# What is needed
Transcribe the records that follow in their entirety, omitting any pictures.

(Records contained in a dataset)
"""

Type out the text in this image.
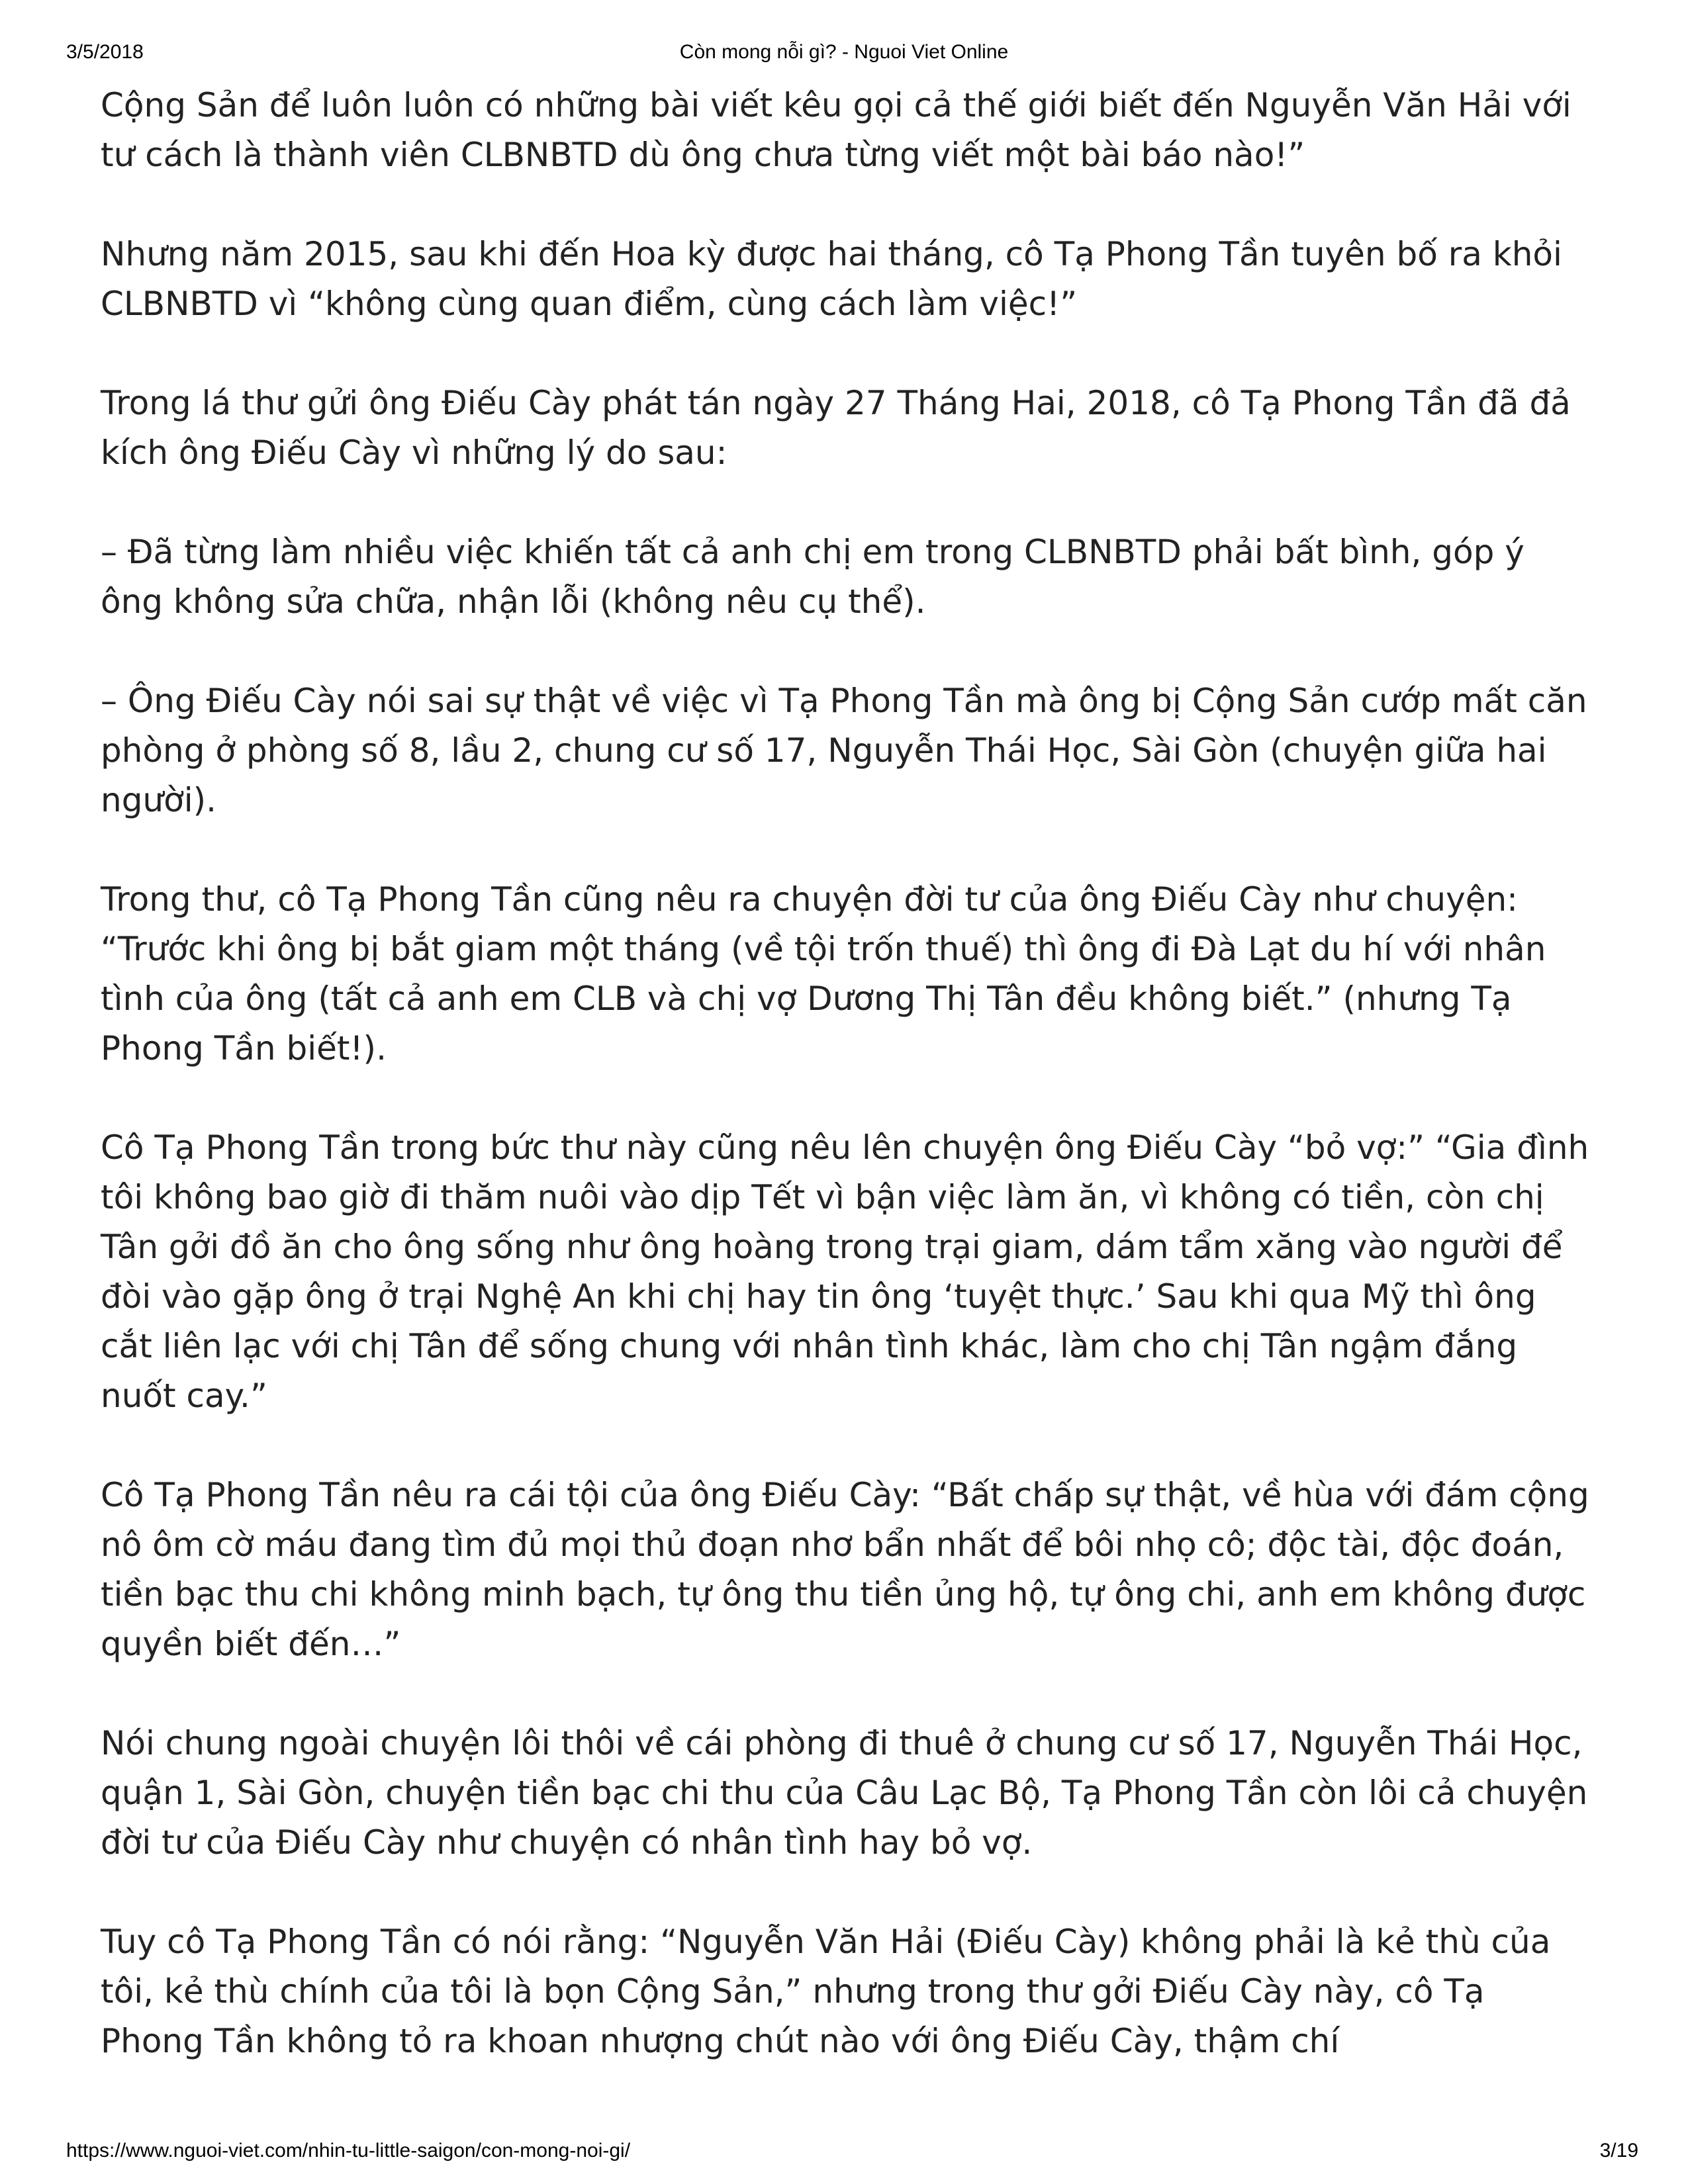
3/5/2018	Còn mong nỗi gì? - Nguoi Viet Online

Cộng Sản để luôn luôn có những bài viết kêu gọi cả thế giới biết đến Nguyễn Văn Hải với tư cách là thành viên CLBNBTD dù ông chưa từng viết một bài báo nào!”

Nhưng năm 2015, sau khi đến Hoa kỳ được hai tháng, cô Tạ Phong Tần tuyên bố ra khỏi CLBNBTD vì “không cùng quan điểm, cùng cách làm việc!”

Trong lá thư gửi ông Điếu Cày phát tán ngày 27 Tháng Hai, 2018, cô Tạ Phong Tần đã đả kích ông Điếu Cày vì những lý do sau:

– Đã từng làm nhiều việc khiến tất cả anh chị em trong CLBNBTD phải bất bình, góp ý ông không sửa chữa, nhận lỗi (không nêu cụ thể).

– Ông Điếu Cày nói sai sự thật về việc vì Tạ Phong Tần mà ông bị Cộng Sản cướp mất căn phòng ở phòng số 8, lầu 2, chung cư số 17, Nguyễn Thái Học, Sài Gòn (chuyện giữa hai người).

Trong thư, cô Tạ Phong Tần cũng nêu ra chuyện đời tư của ông Điếu Cày như chuyện: “Trước khi ông bị bắt giam một tháng (về tội trốn thuế) thì ông đi Đà Lạt du hí với nhân tình của ông (tất cả anh em CLB và chị vợ Dương Thị Tân đều không biết.” (nhưng Tạ Phong Tần biết!).

Cô Tạ Phong Tần trong bức thư này cũng nêu lên chuyện ông Điếu Cày “bỏ vợ:” “Gia đình tôi không bao giờ đi thăm nuôi vào dịp Tết vì bận việc làm ăn, vì không có tiền, còn chị Tân gởi đồ ăn cho ông sống như ông hoàng trong trại giam, dám tẩm xăng vào người để đòi vào gặp ông ở trại Nghệ An khi chị hay tin ông ‘tuyệt thực.’ Sau khi qua Mỹ thì ông cắt liên lạc với chị Tân để sống chung với nhân tình khác, làm cho chị Tân ngậm đắng nuốt cay.”

Cô Tạ Phong Tần nêu ra cái tội của ông Điếu Cày: “Bất chấp sự thật, về hùa với đám cộng nô ôm cờ máu đang tìm đủ mọi thủ đoạn nhơ bẩn nhất để bôi nhọ cô; độc tài, độc đoán, tiền bạc thu chi không minh bạch, tự ông thu tiền ủng hộ, tự ông chi, anh em không được quyền biết đến…”

Nói chung ngoài chuyện lôi thôi về cái phòng đi thuê ở chung cư số 17, Nguyễn Thái Học, quận 1, Sài Gòn, chuyện tiền bạc chi thu của Câu Lạc Bộ, Tạ Phong Tần còn lôi cả chuyện đời tư của Điếu Cày như chuyện có nhân tình hay bỏ vợ.

Tuy cô Tạ Phong Tần có nói rằng: “Nguyễn Văn Hải (Điếu Cày) không phải là kẻ thù của tôi, kẻ thù chính của tôi là bọn Cộng Sản,” nhưng trong thư gởi Điếu Cày này, cô Tạ Phong Tần không tỏ ra khoan nhượng chút nào với ông Điếu Cày, thậm chí

https://www.nguoi-viet.com/nhin-tu-little-saigon/con-mong-noi-gi/	3/19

"""

# The output
Type out the text in this image.
3/5/2018	Còn mong nỗi gì? - Nguoi Viet Online

Cộng Sản để luôn luôn có những bài viết kêu gọi cả thế giới biết đến Nguyễn Văn Hải với tư cách là thành viên CLBNBTD dù ông chưa từng viết một bài báo nào!”

Nhưng năm 2015, sau khi đến Hoa kỳ được hai tháng, cô Tạ Phong Tần tuyên bố ra khỏi CLBNBTD vì “không cùng quan điểm, cùng cách làm việc!”

Trong lá thư gửi ông Điếu Cày phát tán ngày 27 Tháng Hai, 2018, cô Tạ Phong Tần đã đả kích ông Điếu Cày vì những lý do sau:

– Đã từng làm nhiều việc khiến tất cả anh chị em trong CLBNBTD phải bất bình, góp ý ông không sửa chữa, nhận lỗi (không nêu cụ thể).

– Ông Điếu Cày nói sai sự thật về việc vì Tạ Phong Tần mà ông bị Cộng Sản cướp mất căn phòng ở phòng số 8, lầu 2, chung cư số 17, Nguyễn Thái Học, Sài Gòn (chuyện giữa hai người).

Trong thư, cô Tạ Phong Tần cũng nêu ra chuyện đời tư của ông Điếu Cày như chuyện: “Trước khi ông bị bắt giam một tháng (về tội trốn thuế) thì ông đi Đà Lạt du hí với nhân tình của ông (tất cả anh em CLB và chị vợ Dương Thị Tân đều không biết.” (nhưng Tạ Phong Tần biết!).

Cô Tạ Phong Tần trong bức thư này cũng nêu lên chuyện ông Điếu Cày “bỏ vợ:” “Gia đình tôi không bao giờ đi thăm nuôi vào dịp Tết vì bận việc làm ăn, vì không có tiền, còn chị Tân gởi đồ ăn cho ông sống như ông hoàng trong trại giam, dám tẩm xăng vào người để đòi vào gặp ông ở trại Nghệ An khi chị hay tin ông ‘tuyệt thực.’ Sau khi qua Mỹ thì ông cắt liên lạc với chị Tân để sống chung với nhân tình khác, làm cho chị Tân ngậm đắng nuốt cay.”

Cô Tạ Phong Tần nêu ra cái tội của ông Điếu Cày: “Bất chấp sự thật, về hùa với đám cộng nô ôm cờ máu đang tìm đủ mọi thủ đoạn nhơ bẩn nhất để bôi nhọ cô; độc tài, độc đoán, tiền bạc thu chi không minh bạch, tự ông thu tiền ủng hộ, tự ông chi, anh em không được quyền biết đến…”

Nói chung ngoài chuyện lôi thôi về cái phòng đi thuê ở chung cư số 17, Nguyễn Thái Học, quận 1, Sài Gòn, chuyện tiền bạc chi thu của Câu Lạc Bộ, Tạ Phong Tần còn lôi cả chuyện đời tư của Điếu Cày như chuyện có nhân tình hay bỏ vợ.

Tuy cô Tạ Phong Tần có nói rằng: “Nguyễn Văn Hải (Điếu Cày) không phải là kẻ thù của tôi, kẻ thù chính của tôi là bọn Cộng Sản,” nhưng trong thư gởi Điếu Cày này, cô Tạ Phong Tần không tỏ ra khoan nhượng chút nào với ông Điếu Cày, thậm chí

https://www.nguoi-viet.com/nhin-tu-little-saigon/con-mong-noi-gi/	3/19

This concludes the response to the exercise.